TEXTO DO DOCUMENTO:
■ ■ ■

Nos anos 1980, dezenas de milhares de garimpeiros invadiram o território yanomami em busca de ouro. Muitos foram expulsos, mas a atividade jamais foi totalmente erradicada.
A trilha que dá acesso ao pico passa por vários antigos locais de garimpo. A mineração desviou riachos e provocou o surgimento de lagos e praias de pedregulhos. Em alguns garimpos desativados há décadas, a vegetação começa a se regenerar.
O Exército disse à BBC que a região está livre de garimpo há um bom tempo. Porém, nossa equipe encontrou sinais de atividade recente em alguns acampamentos de garimpeiros, como pilhas descartadas e uma embalagem de comida fabricada em 2016.
Em Maturacá, mulheres yanomamis relataram que garimpeiros têm oferecido 21 gramas de ouro (o equivalente a R$ 3 mil) a indígenas para que levem comida até um garimpo do lado venezuelano da fronteira.
O Pico da Neblina
Image captionPico da Neblina fica dentro do território yanomami, perto da fronteira com a Venezuela
O acesso ao local é feito a pé pela mesma trilha que dá acesso ao Pico da Neblina. Há relatos sobre a presença de garimpeiros de São Gabriel da Cachoeira (AM) na área.
O ouro circula pela região livremente. Numa loja vizinha à base do Exército em Maturacá, é possível comprar mercadorias com o metal, pesado numa balança sobre o balcão.
Analista do ICMBio (órgão federal que gere o Parque Nacional do Pico da Neblina), Flávio Bocarde diz que o garimpo é um fator de "grave erosão cultural" na região.
"O pai fica fora da casa por longos períodos, deixando para trás a mulher e os filhos. Quando começa a negociar só com ouro, passa a vendê-lo em troca de comida, o que altera totalmente sua relação com a alimentação. A caça e a agricultura tradicional são abandonadas", afirma.
A atividade também gera o risco de contaminação por mercúrio, normalmente usado pelos garimpeiros para identificar o ouro.
Em 2016, um estudo do ISA em parceria com a Fiocruz e a FGV (Fundação Getúlio Vargas) revelou índices preocupantes de contaminação por mercúrio em aldeias yanomamis próximas a garimpos em Roraima.
Numa delas, o índice de moradores com altos níveis de mercúrio no sangue chegou a 92%.
A substância está associada a problemas motores e neurológicos, perda de visão e danos em fetos.

■ ■ ■

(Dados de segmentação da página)
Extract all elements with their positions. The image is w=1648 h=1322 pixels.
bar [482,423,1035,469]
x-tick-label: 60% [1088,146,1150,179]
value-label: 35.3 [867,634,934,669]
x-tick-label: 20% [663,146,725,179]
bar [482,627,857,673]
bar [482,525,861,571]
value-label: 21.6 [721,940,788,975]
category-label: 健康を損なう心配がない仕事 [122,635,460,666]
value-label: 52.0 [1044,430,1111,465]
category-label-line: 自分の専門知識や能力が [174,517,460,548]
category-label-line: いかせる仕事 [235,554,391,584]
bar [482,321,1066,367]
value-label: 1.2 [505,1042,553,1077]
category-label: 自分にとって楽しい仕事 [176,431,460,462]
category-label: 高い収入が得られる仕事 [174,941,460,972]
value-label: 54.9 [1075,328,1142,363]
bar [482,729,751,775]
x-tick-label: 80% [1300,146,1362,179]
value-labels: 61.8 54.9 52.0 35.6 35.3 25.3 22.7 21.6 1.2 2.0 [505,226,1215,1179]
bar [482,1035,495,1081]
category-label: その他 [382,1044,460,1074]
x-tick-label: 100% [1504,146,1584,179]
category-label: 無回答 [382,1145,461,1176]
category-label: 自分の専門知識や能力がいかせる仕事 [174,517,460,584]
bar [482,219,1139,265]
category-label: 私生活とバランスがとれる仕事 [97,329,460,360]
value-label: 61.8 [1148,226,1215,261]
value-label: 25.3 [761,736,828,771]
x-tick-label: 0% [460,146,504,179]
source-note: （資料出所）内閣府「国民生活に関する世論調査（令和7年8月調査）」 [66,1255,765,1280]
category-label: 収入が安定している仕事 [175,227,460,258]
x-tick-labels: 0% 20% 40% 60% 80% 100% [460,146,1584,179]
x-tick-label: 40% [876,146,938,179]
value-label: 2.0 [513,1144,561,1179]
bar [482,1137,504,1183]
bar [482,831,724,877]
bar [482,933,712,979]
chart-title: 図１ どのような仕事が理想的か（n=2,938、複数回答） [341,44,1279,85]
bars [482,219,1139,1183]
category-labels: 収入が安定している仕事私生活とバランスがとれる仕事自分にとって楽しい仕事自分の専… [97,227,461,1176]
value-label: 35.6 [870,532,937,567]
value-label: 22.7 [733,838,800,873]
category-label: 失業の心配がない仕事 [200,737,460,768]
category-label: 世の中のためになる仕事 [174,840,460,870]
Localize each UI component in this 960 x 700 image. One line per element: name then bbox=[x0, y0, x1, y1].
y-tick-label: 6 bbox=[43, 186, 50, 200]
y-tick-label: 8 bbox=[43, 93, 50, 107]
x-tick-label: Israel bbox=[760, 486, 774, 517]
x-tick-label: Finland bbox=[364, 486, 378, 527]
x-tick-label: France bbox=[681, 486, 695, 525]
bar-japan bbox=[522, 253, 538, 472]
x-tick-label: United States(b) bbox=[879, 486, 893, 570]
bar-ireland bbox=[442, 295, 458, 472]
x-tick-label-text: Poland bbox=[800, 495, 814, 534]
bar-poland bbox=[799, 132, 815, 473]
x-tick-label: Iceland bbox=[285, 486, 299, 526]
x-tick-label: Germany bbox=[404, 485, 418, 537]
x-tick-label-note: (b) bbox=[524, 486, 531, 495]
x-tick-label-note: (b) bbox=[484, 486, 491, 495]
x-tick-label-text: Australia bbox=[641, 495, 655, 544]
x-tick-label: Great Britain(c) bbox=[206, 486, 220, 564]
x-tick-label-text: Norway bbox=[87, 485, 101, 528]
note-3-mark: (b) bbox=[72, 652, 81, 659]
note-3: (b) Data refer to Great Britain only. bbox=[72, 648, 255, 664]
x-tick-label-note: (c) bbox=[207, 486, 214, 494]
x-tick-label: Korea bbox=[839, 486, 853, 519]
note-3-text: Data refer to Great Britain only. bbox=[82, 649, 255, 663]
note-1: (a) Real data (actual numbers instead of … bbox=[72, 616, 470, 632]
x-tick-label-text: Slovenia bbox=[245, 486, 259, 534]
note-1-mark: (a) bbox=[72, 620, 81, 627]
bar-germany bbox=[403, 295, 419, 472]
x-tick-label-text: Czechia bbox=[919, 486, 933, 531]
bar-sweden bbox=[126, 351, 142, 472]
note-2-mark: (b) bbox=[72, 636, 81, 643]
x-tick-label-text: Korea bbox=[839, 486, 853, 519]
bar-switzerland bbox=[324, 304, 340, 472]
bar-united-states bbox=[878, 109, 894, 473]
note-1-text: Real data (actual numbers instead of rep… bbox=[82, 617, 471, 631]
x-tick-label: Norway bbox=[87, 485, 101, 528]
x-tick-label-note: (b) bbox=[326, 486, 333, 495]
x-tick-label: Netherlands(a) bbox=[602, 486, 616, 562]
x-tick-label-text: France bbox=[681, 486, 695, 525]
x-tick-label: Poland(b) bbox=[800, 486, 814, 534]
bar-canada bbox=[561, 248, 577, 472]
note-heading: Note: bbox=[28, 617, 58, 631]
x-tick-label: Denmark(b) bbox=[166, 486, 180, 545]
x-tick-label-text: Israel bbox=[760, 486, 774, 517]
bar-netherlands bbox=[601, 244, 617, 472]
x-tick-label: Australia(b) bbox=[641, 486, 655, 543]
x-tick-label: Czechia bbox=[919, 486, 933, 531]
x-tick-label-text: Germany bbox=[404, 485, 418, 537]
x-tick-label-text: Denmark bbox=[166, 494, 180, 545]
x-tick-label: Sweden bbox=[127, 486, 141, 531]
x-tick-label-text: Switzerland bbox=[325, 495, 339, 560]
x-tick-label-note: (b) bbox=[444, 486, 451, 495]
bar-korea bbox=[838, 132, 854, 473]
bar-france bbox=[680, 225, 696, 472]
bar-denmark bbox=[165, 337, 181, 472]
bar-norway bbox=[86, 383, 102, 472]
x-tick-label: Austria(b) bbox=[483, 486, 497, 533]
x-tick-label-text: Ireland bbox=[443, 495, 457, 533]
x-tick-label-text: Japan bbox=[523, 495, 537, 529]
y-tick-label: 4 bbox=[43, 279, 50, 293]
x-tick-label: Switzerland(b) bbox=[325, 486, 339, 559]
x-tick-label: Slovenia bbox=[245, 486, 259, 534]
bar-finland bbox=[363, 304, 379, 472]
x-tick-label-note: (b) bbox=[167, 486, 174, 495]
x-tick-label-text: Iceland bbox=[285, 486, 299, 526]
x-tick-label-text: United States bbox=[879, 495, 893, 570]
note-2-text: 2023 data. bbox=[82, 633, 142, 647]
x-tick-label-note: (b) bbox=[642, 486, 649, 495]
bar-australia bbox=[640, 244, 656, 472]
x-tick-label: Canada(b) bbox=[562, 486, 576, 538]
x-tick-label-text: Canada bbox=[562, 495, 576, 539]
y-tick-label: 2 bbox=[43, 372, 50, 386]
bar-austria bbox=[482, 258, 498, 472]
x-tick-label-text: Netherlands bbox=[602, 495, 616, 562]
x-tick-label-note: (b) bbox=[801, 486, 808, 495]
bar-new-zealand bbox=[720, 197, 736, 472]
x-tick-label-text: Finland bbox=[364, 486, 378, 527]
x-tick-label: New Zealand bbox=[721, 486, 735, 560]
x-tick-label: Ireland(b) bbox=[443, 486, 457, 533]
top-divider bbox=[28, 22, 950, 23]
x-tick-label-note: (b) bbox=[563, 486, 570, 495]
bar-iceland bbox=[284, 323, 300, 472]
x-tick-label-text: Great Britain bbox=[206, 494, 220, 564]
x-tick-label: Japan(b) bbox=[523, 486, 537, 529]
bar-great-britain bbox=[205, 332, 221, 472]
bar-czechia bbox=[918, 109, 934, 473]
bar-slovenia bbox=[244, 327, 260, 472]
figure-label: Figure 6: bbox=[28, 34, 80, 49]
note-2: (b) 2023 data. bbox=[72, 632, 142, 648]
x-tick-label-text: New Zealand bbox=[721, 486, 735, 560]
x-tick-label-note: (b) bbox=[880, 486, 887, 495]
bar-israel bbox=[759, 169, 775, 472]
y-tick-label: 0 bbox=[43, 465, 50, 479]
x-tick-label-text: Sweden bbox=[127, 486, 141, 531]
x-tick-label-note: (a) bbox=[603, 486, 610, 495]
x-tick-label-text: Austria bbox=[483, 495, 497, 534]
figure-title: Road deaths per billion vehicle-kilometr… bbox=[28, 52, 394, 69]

■ ■ ■

OBJETIVO DO EXERCÍCIO: Retome o texto sobre o garimpo no território yanomami, continuando logo após a última frase apresentada.

ÁREA DE RESPOSTA:
Lobby pró-mineração

Hoje a mineração em terras indígenas é ilegal. Em 1996, o senador Romero Jucá (MDB-RR) propôs um projeto de lei para regulamentar a atividade. A proposta tramita desde então. Nos últimos anos, o movimento ganhou um novo articulador - o deputado estadual amazonense Sinésio Campos, do PT.
Entre os apoiadores da causa está o indígena e ex-garimpeiro Clóvis Curubão (PT), atual prefeito de São Gabriel da Cachoeira, município onde fica parte do território yanomami.
"A maioria da população indígena daqui não tem acesso a benefícios do governo. São as pessoas mais esquecidas do Brasil. A única solução para o município, onde 98% da população é indígena, é a mineração", diz Lucas Duarte, aliado de Curubão e presidente das Cooperação Indígena para Extrativismo de Recursos Naturais e Minerais, em São Gabriel da Cachoeira.
As principais associações yanomami, porém, são contra a mineração em áreas indígenas.
"Os garimpeiros não estão mais conosco", diz Antônio Yanomami, líder da comunidade Maturacá.
Caçadores yanomamis cumprimentam visitantes em ritual na aldeia Maturacá
Image captionPesquisadores cumprimentam caçadores yanomamis em ritual na aldeia Maturacá
"Eles costumavam ganhar dinheiro aqui, mas destruíram a terra. Agora não permito mais que a terra seja destruída. Nossos jovens nos ensinaram como solicitar a força policial e agir mais rapidamente."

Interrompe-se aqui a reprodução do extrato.